▽

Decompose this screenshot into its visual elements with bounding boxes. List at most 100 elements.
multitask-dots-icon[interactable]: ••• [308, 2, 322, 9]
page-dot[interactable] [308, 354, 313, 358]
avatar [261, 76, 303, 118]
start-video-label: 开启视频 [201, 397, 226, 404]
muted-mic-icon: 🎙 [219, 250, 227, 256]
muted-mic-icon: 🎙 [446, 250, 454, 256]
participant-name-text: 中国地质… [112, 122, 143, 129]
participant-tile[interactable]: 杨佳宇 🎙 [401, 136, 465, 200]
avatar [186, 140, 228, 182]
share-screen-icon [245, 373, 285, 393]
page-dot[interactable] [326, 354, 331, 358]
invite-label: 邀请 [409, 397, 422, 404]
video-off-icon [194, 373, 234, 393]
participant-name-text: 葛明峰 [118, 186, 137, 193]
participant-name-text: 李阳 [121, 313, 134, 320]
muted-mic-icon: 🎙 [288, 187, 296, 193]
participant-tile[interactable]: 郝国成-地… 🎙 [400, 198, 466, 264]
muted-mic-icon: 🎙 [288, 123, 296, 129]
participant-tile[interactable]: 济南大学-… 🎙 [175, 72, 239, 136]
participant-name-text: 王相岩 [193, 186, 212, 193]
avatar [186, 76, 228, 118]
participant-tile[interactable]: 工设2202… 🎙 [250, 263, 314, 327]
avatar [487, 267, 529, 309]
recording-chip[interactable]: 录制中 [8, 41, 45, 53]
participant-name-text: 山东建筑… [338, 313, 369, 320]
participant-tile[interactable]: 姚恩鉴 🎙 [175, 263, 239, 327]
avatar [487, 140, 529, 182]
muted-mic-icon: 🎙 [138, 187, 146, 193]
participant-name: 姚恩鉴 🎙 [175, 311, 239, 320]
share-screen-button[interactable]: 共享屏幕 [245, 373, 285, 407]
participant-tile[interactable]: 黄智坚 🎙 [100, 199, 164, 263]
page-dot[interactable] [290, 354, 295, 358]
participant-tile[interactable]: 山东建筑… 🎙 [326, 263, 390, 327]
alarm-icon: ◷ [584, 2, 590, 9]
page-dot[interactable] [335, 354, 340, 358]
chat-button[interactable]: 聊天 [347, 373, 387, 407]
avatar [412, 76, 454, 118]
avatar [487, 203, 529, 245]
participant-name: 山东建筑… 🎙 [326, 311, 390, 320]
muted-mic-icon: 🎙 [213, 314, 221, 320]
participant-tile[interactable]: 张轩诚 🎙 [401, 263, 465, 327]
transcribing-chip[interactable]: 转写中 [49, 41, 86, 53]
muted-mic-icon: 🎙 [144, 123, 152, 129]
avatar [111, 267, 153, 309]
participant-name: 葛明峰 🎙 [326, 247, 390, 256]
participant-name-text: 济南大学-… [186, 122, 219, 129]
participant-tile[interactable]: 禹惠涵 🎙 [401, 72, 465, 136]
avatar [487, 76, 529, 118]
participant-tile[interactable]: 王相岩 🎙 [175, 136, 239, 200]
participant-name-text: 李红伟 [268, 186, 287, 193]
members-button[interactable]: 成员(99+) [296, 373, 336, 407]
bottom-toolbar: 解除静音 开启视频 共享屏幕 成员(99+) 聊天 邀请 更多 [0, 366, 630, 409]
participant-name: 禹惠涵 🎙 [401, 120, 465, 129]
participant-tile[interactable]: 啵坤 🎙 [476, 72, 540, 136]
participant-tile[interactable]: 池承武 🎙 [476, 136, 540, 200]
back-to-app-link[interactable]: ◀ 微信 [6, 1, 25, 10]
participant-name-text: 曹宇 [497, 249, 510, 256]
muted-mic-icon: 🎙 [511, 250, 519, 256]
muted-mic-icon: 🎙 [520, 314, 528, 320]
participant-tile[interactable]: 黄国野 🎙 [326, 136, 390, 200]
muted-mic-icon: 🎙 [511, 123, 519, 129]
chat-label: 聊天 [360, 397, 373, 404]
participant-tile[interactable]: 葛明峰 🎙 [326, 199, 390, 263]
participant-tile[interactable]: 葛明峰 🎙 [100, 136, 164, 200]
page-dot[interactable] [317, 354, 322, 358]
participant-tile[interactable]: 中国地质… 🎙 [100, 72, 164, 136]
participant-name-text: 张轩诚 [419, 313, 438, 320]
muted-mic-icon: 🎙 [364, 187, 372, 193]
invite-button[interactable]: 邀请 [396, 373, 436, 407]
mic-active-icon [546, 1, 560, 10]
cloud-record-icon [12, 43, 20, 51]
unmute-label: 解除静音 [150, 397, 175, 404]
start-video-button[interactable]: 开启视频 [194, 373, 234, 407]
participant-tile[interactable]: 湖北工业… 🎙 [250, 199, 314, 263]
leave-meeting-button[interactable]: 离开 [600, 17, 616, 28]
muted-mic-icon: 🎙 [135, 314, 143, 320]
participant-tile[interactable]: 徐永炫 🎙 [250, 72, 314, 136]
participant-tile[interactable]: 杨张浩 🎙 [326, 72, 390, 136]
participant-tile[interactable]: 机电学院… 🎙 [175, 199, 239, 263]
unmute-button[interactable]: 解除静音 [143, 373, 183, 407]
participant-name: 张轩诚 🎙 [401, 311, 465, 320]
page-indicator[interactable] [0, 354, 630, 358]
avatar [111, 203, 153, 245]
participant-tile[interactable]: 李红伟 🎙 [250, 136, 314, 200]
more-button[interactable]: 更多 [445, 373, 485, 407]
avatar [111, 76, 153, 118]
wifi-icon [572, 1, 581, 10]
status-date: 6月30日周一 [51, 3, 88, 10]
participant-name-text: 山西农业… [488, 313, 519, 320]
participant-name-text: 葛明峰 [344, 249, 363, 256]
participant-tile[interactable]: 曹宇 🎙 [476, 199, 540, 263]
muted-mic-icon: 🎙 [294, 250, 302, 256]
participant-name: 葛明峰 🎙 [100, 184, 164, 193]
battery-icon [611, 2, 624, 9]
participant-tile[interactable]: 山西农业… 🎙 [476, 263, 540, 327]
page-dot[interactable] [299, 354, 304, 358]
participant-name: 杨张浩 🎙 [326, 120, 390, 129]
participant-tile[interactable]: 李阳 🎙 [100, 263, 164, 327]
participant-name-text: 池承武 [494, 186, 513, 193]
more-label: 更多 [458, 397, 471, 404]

△

▶ _Aim_: Rename "muted-mic-icon" to "mic-off-icon" throughout the material above, and leave every other part of each line unchanged.

▶ _Exercise solution_:
Decompose this screenshot into its visual elements with bounding boxes. List at most 100 elements.
multitask-dots-icon[interactable]: ••• [308, 2, 322, 9]
page-dot[interactable] [308, 354, 313, 358]
avatar [261, 76, 303, 118]
start-video-label: 开启视频 [201, 397, 226, 404]
mic-off-icon: 🎙 [219, 250, 227, 256]
mic-off-icon: 🎙 [446, 250, 454, 256]
participant-name-text: 中国地质… [112, 122, 143, 129]
participant-tile[interactable]: 杨佳宇 🎙 [401, 136, 465, 200]
avatar [186, 140, 228, 182]
share-screen-icon [245, 373, 285, 393]
page-dot[interactable] [326, 354, 331, 358]
invite-label: 邀请 [409, 397, 422, 404]
video-off-icon [194, 373, 234, 393]
participant-name-text: 葛明峰 [118, 186, 137, 193]
participant-name-text: 李阳 [121, 313, 134, 320]
mic-off-icon: 🎙 [288, 187, 296, 193]
participant-tile[interactable]: 郝国成-地… 🎙 [400, 198, 466, 264]
mic-off-icon: 🎙 [288, 123, 296, 129]
participant-tile[interactable]: 济南大学-… 🎙 [175, 72, 239, 136]
participant-name-text: 王相岩 [193, 186, 212, 193]
avatar [186, 76, 228, 118]
participant-tile[interactable]: 工设2202… 🎙 [250, 263, 314, 327]
avatar [487, 267, 529, 309]
recording-chip[interactable]: 录制中 [8, 41, 45, 53]
participant-name-text: 山东建筑… [338, 313, 369, 320]
participant-tile[interactable]: 姚恩鉴 🎙 [175, 263, 239, 327]
avatar [487, 140, 529, 182]
mic-off-icon: 🎙 [138, 187, 146, 193]
participant-name: 姚恩鉴 🎙 [175, 311, 239, 320]
share-screen-button[interactable]: 共享屏幕 [245, 373, 285, 407]
participant-tile[interactable]: 黄智坚 🎙 [100, 199, 164, 263]
page-dot[interactable] [290, 354, 295, 358]
participant-tile[interactable]: 山东建筑… 🎙 [326, 263, 390, 327]
alarm-icon: ◷ [584, 2, 590, 9]
page-dot[interactable] [335, 354, 340, 358]
chat-button[interactable]: 聊天 [347, 373, 387, 407]
avatar [412, 76, 454, 118]
avatar [487, 203, 529, 245]
participant-name: 山东建筑… 🎙 [326, 311, 390, 320]
mic-off-icon: 🎙 [213, 314, 221, 320]
participant-tile[interactable]: 张轩诚 🎙 [401, 263, 465, 327]
transcribing-chip[interactable]: 转写中 [49, 41, 86, 53]
mic-off-icon: 🎙 [144, 123, 152, 129]
avatar [111, 267, 153, 309]
participant-name: 葛明峰 🎙 [326, 247, 390, 256]
participant-name-text: 济南大学-… [186, 122, 219, 129]
participant-tile[interactable]: 禹惠涵 🎙 [401, 72, 465, 136]
avatar [487, 76, 529, 118]
participant-tile[interactable]: 王相岩 🎙 [175, 136, 239, 200]
participant-name-text: 李红伟 [268, 186, 287, 193]
members-button[interactable]: 成员(99+) [296, 373, 336, 407]
bottom-toolbar: 解除静音 开启视频 共享屏幕 成员(99+) 聊天 邀请 更多 [0, 366, 630, 409]
participant-name: 禹惠涵 🎙 [401, 120, 465, 129]
participant-tile[interactable]: 啵坤 🎙 [476, 72, 540, 136]
participant-tile[interactable]: 池承武 🎙 [476, 136, 540, 200]
back-to-app-link[interactable]: ◀ 微信 [6, 1, 25, 10]
participant-name-text: 曹宇 [497, 249, 510, 256]
mic-off-icon: 🎙 [511, 250, 519, 256]
mic-off-icon: 🎙 [520, 314, 528, 320]
participant-tile[interactable]: 黄国野 🎙 [326, 136, 390, 200]
mic-off-icon: 🎙 [511, 123, 519, 129]
chat-label: 聊天 [360, 397, 373, 404]
participant-tile[interactable]: 葛明峰 🎙 [326, 199, 390, 263]
participant-tile[interactable]: 葛明峰 🎙 [100, 136, 164, 200]
page-dot[interactable] [317, 354, 322, 358]
participant-tile[interactable]: 中国地质… 🎙 [100, 72, 164, 136]
participant-name-text: 张轩诚 [419, 313, 438, 320]
mic-off-icon: 🎙 [364, 187, 372, 193]
invite-button[interactable]: 邀请 [396, 373, 436, 407]
mic-active-icon [546, 1, 560, 10]
cloud-record-icon [12, 43, 20, 51]
unmute-label: 解除静音 [150, 397, 175, 404]
start-video-button[interactable]: 开启视频 [194, 373, 234, 407]
participant-tile[interactable]: 湖北工业… 🎙 [250, 199, 314, 263]
leave-meeting-button[interactable]: 离开 [600, 17, 616, 28]
mic-off-icon: 🎙 [135, 314, 143, 320]
participant-tile[interactable]: 徐永炫 🎙 [250, 72, 314, 136]
participant-tile[interactable]: 杨张浩 🎙 [326, 72, 390, 136]
participant-tile[interactable]: 机电学院… 🎙 [175, 199, 239, 263]
unmute-button[interactable]: 解除静音 [143, 373, 183, 407]
participant-name: 张轩诚 🎙 [401, 311, 465, 320]
page-indicator[interactable] [0, 354, 630, 358]
avatar [111, 203, 153, 245]
participant-tile[interactable]: 李红伟 🎙 [250, 136, 314, 200]
more-button[interactable]: 更多 [445, 373, 485, 407]
avatar [111, 76, 153, 118]
wifi-icon [572, 1, 581, 10]
status-date: 6月30日周一 [51, 3, 88, 10]
participant-name-text: 山西农业… [488, 313, 519, 320]
participant-name-text: 葛明峰 [344, 249, 363, 256]
participant-tile[interactable]: 曹宇 🎙 [476, 199, 540, 263]
mic-off-icon: 🎙 [294, 250, 302, 256]
participant-name: 葛明峰 🎙 [100, 184, 164, 193]
battery-icon [611, 2, 624, 9]
participant-tile[interactable]: 山西农业… 🎙 [476, 263, 540, 327]
page-dot[interactable] [299, 354, 304, 358]
participant-name: 杨张浩 🎙 [326, 120, 390, 129]
participant-tile[interactable]: 李阳 🎙 [100, 263, 164, 327]
participant-name-text: 池承武 [494, 186, 513, 193]
more-label: 更多 [458, 397, 471, 404]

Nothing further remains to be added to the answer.